>> START DATA SHOWN

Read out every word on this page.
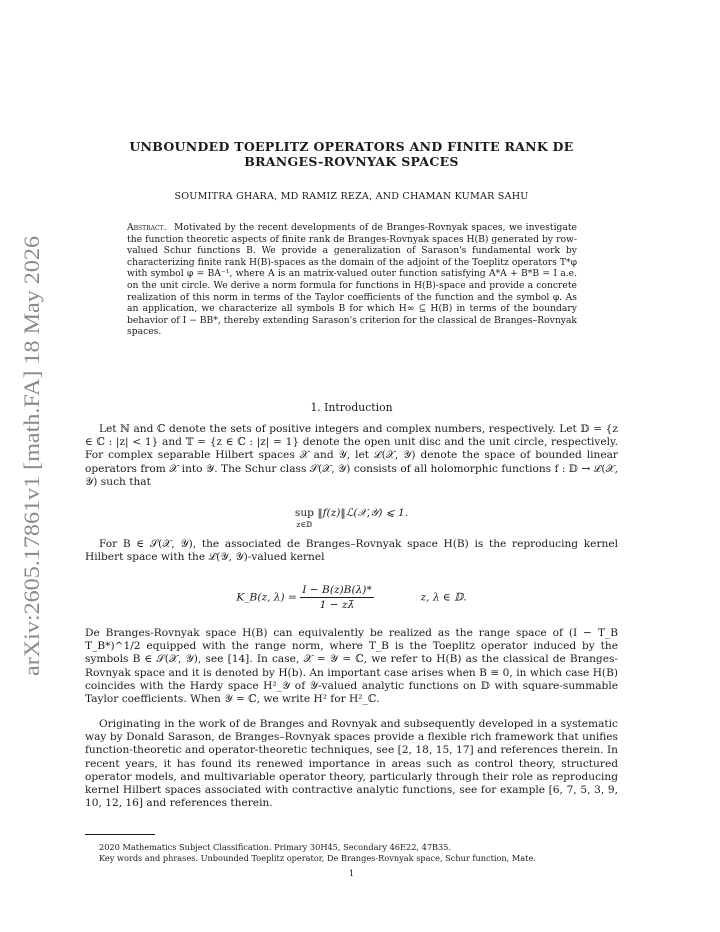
arXiv:2605.17861v1 [math.FA] 18 May 2026
UNBOUNDED TOEPLITZ OPERATORS AND FINITE RANK DE
BRANGES-ROVNYAK SPACES
SOUMITRA GHARA, MD RAMIZ REZA, AND CHAMAN KUMAR SAHU
Abstract. Motivated by the recent developments of de Branges-Rovnyak spaces, we investigate the function theoretic aspects of finite rank de Branges-Rovnyak spaces H(B) generated by row-valued Schur functions B. We provide a generalization of Sarason's fundamental work by characterizing finite rank H(B)-spaces as the domain of the adjoint of the Toeplitz operators T*φ with symbol φ = BA⁻¹, where A is an matrix-valued outer function satisfying A*A + B*B = I a.e. on the unit circle. We derive a norm formula for functions in H(B)-space and provide a concrete realization of this norm in terms of the Taylor coefficients of the function and the symbol φ. As an application, we characterize all symbols B for which H∞ ⊆ H(B) in terms of the boundary behavior of I − BB*, thereby extending Sarason's criterion for the classical de Branges–Rovnyak spaces.
1. Introduction

Let ℕ and ℂ denote the sets of positive integers and complex numbers, respectively. Let 𝔻 = {z ∈ ℂ : |z| < 1} and 𝕋 = {z ∈ ℂ : |z| = 1} denote the open unit disc and the unit circle, respectively. For complex separable Hilbert spaces 𝒳 and 𝒴, let ℒ(𝒳, 𝒴) denote the space of bounded linear operators from 𝒳 into 𝒴. The Schur class 𝒮(𝒳, 𝒴) consists of all holomorphic functions f : 𝔻 → ℒ(𝒳, 𝒴) such that

sup
z∈𝔻
‖f(z)‖ℒ(𝒳,𝒴) ⩽ 1.

For B ∈ 𝒮(𝒳, 𝒴), the associated de Branges–Rovnyak space H(B) is the reproducing kernel Hilbert space with the ℒ(𝒴, 𝒴)-valued kernel

K_B(z, $\lambda) = \frac{I - B(z)B(\lambda)*}{1 - z\lambdā}$	z, λ ∈ 𝔻.

De Branges-Rovnyak space H(B) can equivalently be realized as the range space of (I − T_B T_B*)^1/2 equipped with the range norm, where T_B is the Toeplitz operator induced by the symbols B ∈ 𝒮(𝒳, 𝒴), see [14]. In case, 𝒳 = 𝒴 = ℂ, we refer to H(B) as the classical de Branges-Rovnyak space and it is denoted by H(b). An important case arises when B ≡ 0, in which case H(B) coincides with the Hardy space H²_𝒴 of 𝒴-valued analytic functions on 𝔻 with square-summable Taylor coefficients. When 𝒴 = ℂ, we write H² for H²_ℂ.

Originating in the work of de Branges and Rovnyak and subsequently developed in a systematic way by Donald Sarason, de Branges–Rovnyak spaces provide a flexible rich framework that unifies function-theoretic and operator-theoretic techniques, see [2, 18, 15, 17] and references therein. In recent years, it has found its renewed importance in areas such as control theory, structured operator models, and multivariable operator theory, particularly through their role as reproducing kernel Hilbert spaces associated with contractive analytic functions, see for example [6, 7, 5, 3, 9, 10, 12, 16] and references therein.

2020 Mathematics Subject Classification. Primary 30H45, Secondary 46E22, 47B35.
Key words and phrases. Unbounded Toeplitz operator, De Branges-Rovnyak space, Schur function, Mate.
1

>> END DATA SHOWN

> _GIVEN INSTRUCTION_
Without the pictures, write out every entry precisely as it appears.

> _RESULT OF THIS EXERCISE_
Read out every word on this page.
arXiv:2605.17861v1 [math.FA] 18 May 2026
UNBOUNDED TOEPLITZ OPERATORS AND FINITE RANK DE
BRANGES-ROVNYAK SPACES
SOUMITRA GHARA, MD RAMIZ REZA, AND CHAMAN KUMAR SAHU
Abstract. Motivated by the recent developments of de Branges-Rovnyak spaces, we investigate the function theoretic aspects of finite rank de Branges-Rovnyak spaces H(B) generated by row-valued Schur functions B. We provide a generalization of Sarason's fundamental work by characterizing finite rank H(B)-spaces as the domain of the adjoint of the Toeplitz operators T*φ with symbol φ = BA⁻¹, where A is an matrix-valued outer function satisfying A*A + B*B = I a.e. on the unit circle. We derive a norm formula for functions in H(B)-space and provide a concrete realization of this norm in terms of the Taylor coefficients of the function and the symbol φ. As an application, we characterize all symbols B for which H∞ ⊆ H(B) in terms of the boundary behavior of I − BB*, thereby extending Sarason's criterion for the classical de Branges–Rovnyak spaces.
1. Introduction

Let ℕ and ℂ denote the sets of positive integers and complex numbers, respectively. Let 𝔻 = {z ∈ ℂ : |z| < 1} and 𝕋 = {z ∈ ℂ : |z| = 1} denote the open unit disc and the unit circle, respectively. For complex separable Hilbert spaces 𝒳 and 𝒴, let ℒ(𝒳, 𝒴) denote the space of bounded linear operators from 𝒳 into 𝒴. The Schur class 𝒮(𝒳, 𝒴) consists of all holomorphic functions f : 𝔻 → ℒ(𝒳, 𝒴) such that

sup
z∈𝔻
‖f(z)‖ℒ(𝒳,𝒴) ⩽ 1.

For B ∈ 𝒮(𝒳, 𝒴), the associated de Branges–Rovnyak space H(B) is the reproducing kernel Hilbert space with the ℒ(𝒴, 𝒴)-valued kernel

K_B(z, $\lambda) = \frac{I - B(z)B(\lambda)*}{1 - z\lambdā}$	z, λ ∈ 𝔻.

De Branges-Rovnyak space H(B) can equivalently be realized as the range space of (I − T_B T_B*)^1/2 equipped with the range norm, where T_B is the Toeplitz operator induced by the symbols B ∈ 𝒮(𝒳, 𝒴), see [14]. In case, 𝒳 = 𝒴 = ℂ, we refer to H(B) as the classical de Branges-Rovnyak space and it is denoted by H(b). An important case arises when B ≡ 0, in which case H(B) coincides with the Hardy space H²_𝒴 of 𝒴-valued analytic functions on 𝔻 with square-summable Taylor coefficients. When 𝒴 = ℂ, we write H² for H²_ℂ.

Originating in the work of de Branges and Rovnyak and subsequently developed in a systematic way by Donald Sarason, de Branges–Rovnyak spaces provide a flexible rich framework that unifies function-theoretic and operator-theoretic techniques, see [2, 18, 15, 17] and references therein. In recent years, it has found its renewed importance in areas such as control theory, structured operator models, and multivariable operator theory, particularly through their role as reproducing kernel Hilbert spaces associated with contractive analytic functions, see for example [6, 7, 5, 3, 9, 10, 12, 16] and references therein.

2020 Mathematics Subject Classification. Primary 30H45, Secondary 46E22, 47B35.
Key words and phrases. Unbounded Toeplitz operator, De Branges-Rovnyak space, Schur function, Mate.
1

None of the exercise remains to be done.